GOAL OF THE EXERCISE: Count how many lines have the word "соответствии" in them. Reply with that number by itself.

::: RECORDS FOR THE EXERCISE :::

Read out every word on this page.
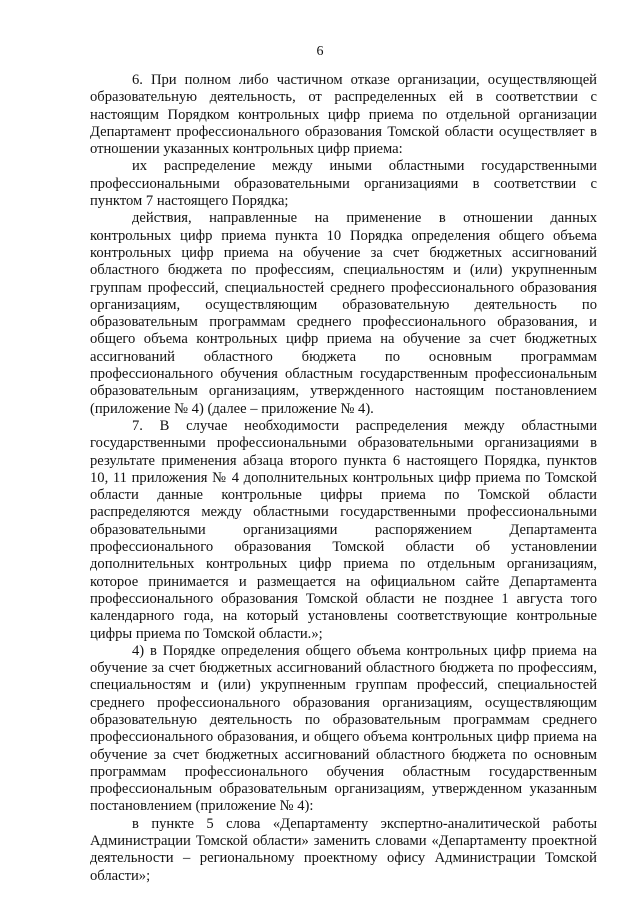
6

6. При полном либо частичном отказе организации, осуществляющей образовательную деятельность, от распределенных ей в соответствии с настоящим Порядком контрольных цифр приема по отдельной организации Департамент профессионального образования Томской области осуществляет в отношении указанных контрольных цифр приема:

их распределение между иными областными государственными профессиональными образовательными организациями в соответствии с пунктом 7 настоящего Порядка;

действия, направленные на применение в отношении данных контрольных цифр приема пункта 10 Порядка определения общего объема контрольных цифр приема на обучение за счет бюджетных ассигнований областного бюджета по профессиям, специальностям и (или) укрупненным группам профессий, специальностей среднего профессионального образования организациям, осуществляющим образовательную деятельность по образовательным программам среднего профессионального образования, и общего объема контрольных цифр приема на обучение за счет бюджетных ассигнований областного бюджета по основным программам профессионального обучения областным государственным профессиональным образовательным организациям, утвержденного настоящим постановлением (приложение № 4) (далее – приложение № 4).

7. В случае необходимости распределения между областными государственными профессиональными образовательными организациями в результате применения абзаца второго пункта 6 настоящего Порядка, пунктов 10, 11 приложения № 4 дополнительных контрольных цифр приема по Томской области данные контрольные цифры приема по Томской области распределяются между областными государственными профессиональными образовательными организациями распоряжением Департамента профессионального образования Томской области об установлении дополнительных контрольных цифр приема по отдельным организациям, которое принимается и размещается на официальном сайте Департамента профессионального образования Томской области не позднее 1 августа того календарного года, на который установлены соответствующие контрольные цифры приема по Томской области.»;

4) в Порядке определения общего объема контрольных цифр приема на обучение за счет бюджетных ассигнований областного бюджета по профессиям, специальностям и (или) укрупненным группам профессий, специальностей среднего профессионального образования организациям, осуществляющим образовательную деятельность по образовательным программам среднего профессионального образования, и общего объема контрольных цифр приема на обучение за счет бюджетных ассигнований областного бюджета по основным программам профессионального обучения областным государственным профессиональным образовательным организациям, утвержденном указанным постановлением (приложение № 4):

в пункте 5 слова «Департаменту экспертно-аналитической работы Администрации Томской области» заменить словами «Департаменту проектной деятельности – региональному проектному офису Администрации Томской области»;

:::

RESULT OF THE EXERCISE: 2